**Exercise:** Every line of the material is to be repeated exactly as it stands.

**Given information:**
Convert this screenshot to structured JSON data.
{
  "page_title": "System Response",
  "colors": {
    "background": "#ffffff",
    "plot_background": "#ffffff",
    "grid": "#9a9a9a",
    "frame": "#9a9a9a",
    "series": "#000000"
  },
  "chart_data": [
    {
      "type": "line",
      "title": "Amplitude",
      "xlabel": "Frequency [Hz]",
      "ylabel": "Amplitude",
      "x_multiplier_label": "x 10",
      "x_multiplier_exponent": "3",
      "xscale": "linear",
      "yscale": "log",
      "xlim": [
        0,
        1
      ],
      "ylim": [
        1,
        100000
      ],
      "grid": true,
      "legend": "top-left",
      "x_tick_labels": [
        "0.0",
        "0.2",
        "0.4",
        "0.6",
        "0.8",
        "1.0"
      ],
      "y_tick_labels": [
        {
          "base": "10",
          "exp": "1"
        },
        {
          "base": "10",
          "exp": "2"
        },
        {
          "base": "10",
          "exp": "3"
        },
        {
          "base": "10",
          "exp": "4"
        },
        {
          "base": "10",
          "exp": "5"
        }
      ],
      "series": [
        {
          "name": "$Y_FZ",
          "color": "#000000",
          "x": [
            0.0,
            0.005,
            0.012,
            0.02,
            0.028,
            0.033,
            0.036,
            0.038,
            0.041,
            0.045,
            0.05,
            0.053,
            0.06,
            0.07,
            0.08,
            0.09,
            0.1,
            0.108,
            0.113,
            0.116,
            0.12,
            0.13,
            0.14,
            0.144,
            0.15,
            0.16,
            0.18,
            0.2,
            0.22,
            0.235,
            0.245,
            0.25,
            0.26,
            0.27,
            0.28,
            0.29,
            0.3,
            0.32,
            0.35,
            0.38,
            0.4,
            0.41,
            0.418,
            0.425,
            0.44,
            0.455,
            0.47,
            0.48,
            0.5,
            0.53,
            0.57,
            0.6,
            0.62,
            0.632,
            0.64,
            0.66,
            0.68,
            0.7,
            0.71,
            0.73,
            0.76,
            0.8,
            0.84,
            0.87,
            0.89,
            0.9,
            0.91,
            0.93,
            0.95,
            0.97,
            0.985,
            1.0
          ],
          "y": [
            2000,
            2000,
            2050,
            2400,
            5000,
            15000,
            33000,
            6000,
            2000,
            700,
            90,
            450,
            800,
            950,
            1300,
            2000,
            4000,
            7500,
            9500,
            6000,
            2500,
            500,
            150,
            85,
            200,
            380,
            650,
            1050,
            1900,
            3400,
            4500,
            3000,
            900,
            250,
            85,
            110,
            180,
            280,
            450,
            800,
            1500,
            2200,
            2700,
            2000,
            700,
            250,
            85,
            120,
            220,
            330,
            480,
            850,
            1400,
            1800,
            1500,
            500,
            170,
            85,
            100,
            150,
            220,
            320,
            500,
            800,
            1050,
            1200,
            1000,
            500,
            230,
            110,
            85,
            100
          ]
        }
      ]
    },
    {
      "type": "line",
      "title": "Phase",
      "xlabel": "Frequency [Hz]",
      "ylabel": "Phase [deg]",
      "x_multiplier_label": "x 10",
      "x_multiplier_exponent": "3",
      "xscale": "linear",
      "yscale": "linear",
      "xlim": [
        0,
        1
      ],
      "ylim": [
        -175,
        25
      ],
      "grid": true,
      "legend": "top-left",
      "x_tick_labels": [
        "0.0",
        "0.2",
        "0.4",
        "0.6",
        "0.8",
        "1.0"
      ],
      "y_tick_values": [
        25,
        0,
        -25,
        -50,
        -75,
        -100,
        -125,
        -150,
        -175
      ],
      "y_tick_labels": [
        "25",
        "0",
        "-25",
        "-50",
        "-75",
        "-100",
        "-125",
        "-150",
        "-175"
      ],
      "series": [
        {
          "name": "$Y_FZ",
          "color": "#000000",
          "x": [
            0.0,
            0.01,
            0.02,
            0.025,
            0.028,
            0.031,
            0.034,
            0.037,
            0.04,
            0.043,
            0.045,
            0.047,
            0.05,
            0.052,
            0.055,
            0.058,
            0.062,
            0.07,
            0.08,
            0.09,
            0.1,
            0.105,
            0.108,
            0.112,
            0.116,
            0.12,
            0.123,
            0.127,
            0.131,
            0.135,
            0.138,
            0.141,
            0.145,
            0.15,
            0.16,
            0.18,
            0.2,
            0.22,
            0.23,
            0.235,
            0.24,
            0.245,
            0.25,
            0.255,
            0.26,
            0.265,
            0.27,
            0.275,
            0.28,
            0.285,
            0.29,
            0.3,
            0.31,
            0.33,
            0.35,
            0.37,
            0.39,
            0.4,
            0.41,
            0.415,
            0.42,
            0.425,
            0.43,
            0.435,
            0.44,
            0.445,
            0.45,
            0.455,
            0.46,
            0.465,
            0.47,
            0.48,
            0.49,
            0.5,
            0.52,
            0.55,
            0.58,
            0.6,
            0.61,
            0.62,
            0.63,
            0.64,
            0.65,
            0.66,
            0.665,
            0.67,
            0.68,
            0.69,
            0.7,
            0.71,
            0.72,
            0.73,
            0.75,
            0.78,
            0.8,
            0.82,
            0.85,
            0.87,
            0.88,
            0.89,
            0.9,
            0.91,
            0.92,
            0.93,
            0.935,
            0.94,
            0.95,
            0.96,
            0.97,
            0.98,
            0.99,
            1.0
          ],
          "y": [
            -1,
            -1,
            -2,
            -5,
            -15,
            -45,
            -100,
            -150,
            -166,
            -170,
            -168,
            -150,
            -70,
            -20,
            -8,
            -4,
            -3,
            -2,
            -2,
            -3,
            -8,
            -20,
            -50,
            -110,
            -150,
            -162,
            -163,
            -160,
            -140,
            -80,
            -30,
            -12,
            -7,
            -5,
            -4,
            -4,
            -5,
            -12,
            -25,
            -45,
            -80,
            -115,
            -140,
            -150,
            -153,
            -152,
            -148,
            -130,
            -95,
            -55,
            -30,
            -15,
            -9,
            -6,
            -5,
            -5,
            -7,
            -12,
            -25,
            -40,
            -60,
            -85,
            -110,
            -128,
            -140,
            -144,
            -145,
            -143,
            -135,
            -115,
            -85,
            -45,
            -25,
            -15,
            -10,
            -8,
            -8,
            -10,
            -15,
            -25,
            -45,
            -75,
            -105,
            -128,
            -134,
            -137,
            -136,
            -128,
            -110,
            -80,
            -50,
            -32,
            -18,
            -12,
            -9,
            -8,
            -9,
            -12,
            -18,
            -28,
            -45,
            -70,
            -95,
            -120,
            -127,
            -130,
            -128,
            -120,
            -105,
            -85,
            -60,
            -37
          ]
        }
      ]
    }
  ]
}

**Task solution:**
Convert this screenshot to structured JSON data.
{
  "page_title": "System Response",
  "colors": {
    "background": "#ffffff",
    "plot_background": "#ffffff",
    "grid": "#9a9a9a",
    "frame": "#9a9a9a",
    "series": "#000000"
  },
  "chart_data": [
    {
      "type": "line",
      "title": "Amplitude",
      "xlabel": "Frequency [Hz]",
      "ylabel": "Amplitude",
      "x_multiplier_label": "x 10",
      "x_multiplier_exponent": "3",
      "xscale": "linear",
      "yscale": "log",
      "xlim": [
        0,
        1
      ],
      "ylim": [
        1,
        100000
      ],
      "grid": true,
      "legend": "top-left",
      "x_tick_labels": [
        "0.0",
        "0.2",
        "0.4",
        "0.6",
        "0.8",
        "1.0"
      ],
      "y_tick_labels": [
        {
          "base": "10",
          "exp": "1"
        },
        {
          "base": "10",
          "exp": "2"
        },
        {
          "base": "10",
          "exp": "3"
        },
        {
          "base": "10",
          "exp": "4"
        },
        {
          "base": "10",
          "exp": "5"
        }
      ],
      "series": [
        {
          "name": "$Y_FZ",
          "color": "#000000",
          "x": [
            0.0,
            0.005,
            0.012,
            0.02,
            0.028,
            0.033,
            0.036,
            0.038,
            0.041,
            0.045,
            0.05,
            0.053,
            0.06,
            0.07,
            0.08,
            0.09,
            0.1,
            0.108,
            0.113,
            0.116,
            0.12,
            0.13,
            0.14,
            0.144,
            0.15,
            0.16,
            0.18,
            0.2,
            0.22,
            0.235,
            0.245,
            0.25,
            0.26,
            0.27,
            0.28,
            0.29,
            0.3,
            0.32,
            0.35,
            0.38,
            0.4,
            0.41,
            0.418,
            0.425,
            0.44,
            0.455,
            0.47,
            0.48,
            0.5,
            0.53,
            0.57,
            0.6,
            0.62,
            0.632,
            0.64,
            0.66,
            0.68,
            0.7,
            0.71,
            0.73,
            0.76,
            0.8,
            0.84,
            0.87,
            0.89,
            0.9,
            0.91,
            0.93,
            0.95,
            0.97,
            0.985,
            1.0
          ],
          "y": [
            2000,
            2000,
            2050,
            2400,
            5000,
            15000,
            33000,
            6000,
            2000,
            700,
            90,
            450,
            800,
            950,
            1300,
            2000,
            4000,
            7500,
            9500,
            6000,
            2500,
            500,
            150,
            85,
            200,
            380,
            650,
            1050,
            1900,
            3400,
            4500,
            3000,
            900,
            250,
            85,
            110,
            180,
            280,
            450,
            800,
            1500,
            2200,
            2700,
            2000,
            700,
            250,
            85,
            120,
            220,
            330,
            480,
            850,
            1400,
            1800,
            1500,
            500,
            170,
            85,
            100,
            150,
            220,
            320,
            500,
            800,
            1050,
            1200,
            1000,
            500,
            230,
            110,
            85,
            100
          ]
        }
      ]
    },
    {
      "type": "line",
      "title": "Phase",
      "xlabel": "Frequency [Hz]",
      "ylabel": "Phase [deg]",
      "x_multiplier_label": "x 10",
      "x_multiplier_exponent": "3",
      "xscale": "linear",
      "yscale": "linear",
      "xlim": [
        0,
        1
      ],
      "ylim": [
        -175,
        25
      ],
      "grid": true,
      "legend": "top-left",
      "x_tick_labels": [
        "0.0",
        "0.2",
        "0.4",
        "0.6",
        "0.8",
        "1.0"
      ],
      "y_tick_values": [
        25,
        0,
        -25,
        -50,
        -75,
        -100,
        -125,
        -150,
        -175
      ],
      "y_tick_labels": [
        "25",
        "0",
        "-25",
        "-50",
        "-75",
        "-100",
        "-125",
        "-150",
        "-175"
      ],
      "series": [
        {
          "name": "$Y_FZ",
          "color": "#000000",
          "x": [
            0.0,
            0.01,
            0.02,
            0.025,
            0.028,
            0.031,
            0.034,
            0.037,
            0.04,
            0.043,
            0.045,
            0.047,
            0.05,
            0.052,
            0.055,
            0.058,
            0.062,
            0.07,
            0.08,
            0.09,
            0.1,
            0.105,
            0.108,
            0.112,
            0.116,
            0.12,
            0.123,
            0.127,
            0.131,
            0.135,
            0.138,
            0.141,
            0.145,
            0.15,
            0.16,
            0.18,
            0.2,
            0.22,
            0.23,
            0.235,
            0.24,
            0.245,
            0.25,
            0.255,
            0.26,
            0.265,
            0.27,
            0.275,
            0.28,
            0.285,
            0.29,
            0.3,
            0.31,
            0.33,
            0.35,
            0.37,
            0.39,
            0.4,
            0.41,
            0.415,
            0.42,
            0.425,
            0.43,
            0.435,
            0.44,
            0.445,
            0.45,
            0.455,
            0.46,
            0.465,
            0.47,
            0.48,
            0.49,
            0.5,
            0.52,
            0.55,
            0.58,
            0.6,
            0.61,
            0.62,
            0.63,
            0.64,
            0.65,
            0.66,
            0.665,
            0.67,
            0.68,
            0.69,
            0.7,
            0.71,
            0.72,
            0.73,
            0.75,
            0.78,
            0.8,
            0.82,
            0.85,
            0.87,
            0.88,
            0.89,
            0.9,
            0.91,
            0.92,
            0.93,
            0.935,
            0.94,
            0.95,
            0.96,
            0.97,
            0.98,
            0.99,
            1.0
          ],
          "y": [
            -1,
            -1,
            -2,
            -5,
            -15,
            -45,
            -100,
            -150,
            -166,
            -170,
            -168,
            -150,
            -70,
            -20,
            -8,
            -4,
            -3,
            -2,
            -2,
            -3,
            -8,
            -20,
            -50,
            -110,
            -150,
            -162,
            -163,
            -160,
            -140,
            -80,
            -30,
            -12,
            -7,
            -5,
            -4,
            -4,
            -5,
            -12,
            -25,
            -45,
            -80,
            -115,
            -140,
            -150,
            -153,
            -152,
            -148,
            -130,
            -95,
            -55,
            -30,
            -15,
            -9,
            -6,
            -5,
            -5,
            -7,
            -12,
            -25,
            -40,
            -60,
            -85,
            -110,
            -128,
            -140,
            -144,
            -145,
            -143,
            -135,
            -115,
            -85,
            -45,
            -25,
            -15,
            -10,
            -8,
            -8,
            -10,
            -15,
            -25,
            -45,
            -75,
            -105,
            -128,
            -134,
            -137,
            -136,
            -128,
            -110,
            -80,
            -50,
            -32,
            -18,
            -12,
            -9,
            -8,
            -9,
            -12,
            -18,
            -28,
            -45,
            -70,
            -95,
            -120,
            -127,
            -130,
            -128,
            -120,
            -105,
            -85,
            -60,
            -37
          ]
        }
      ]
    }
  ]
}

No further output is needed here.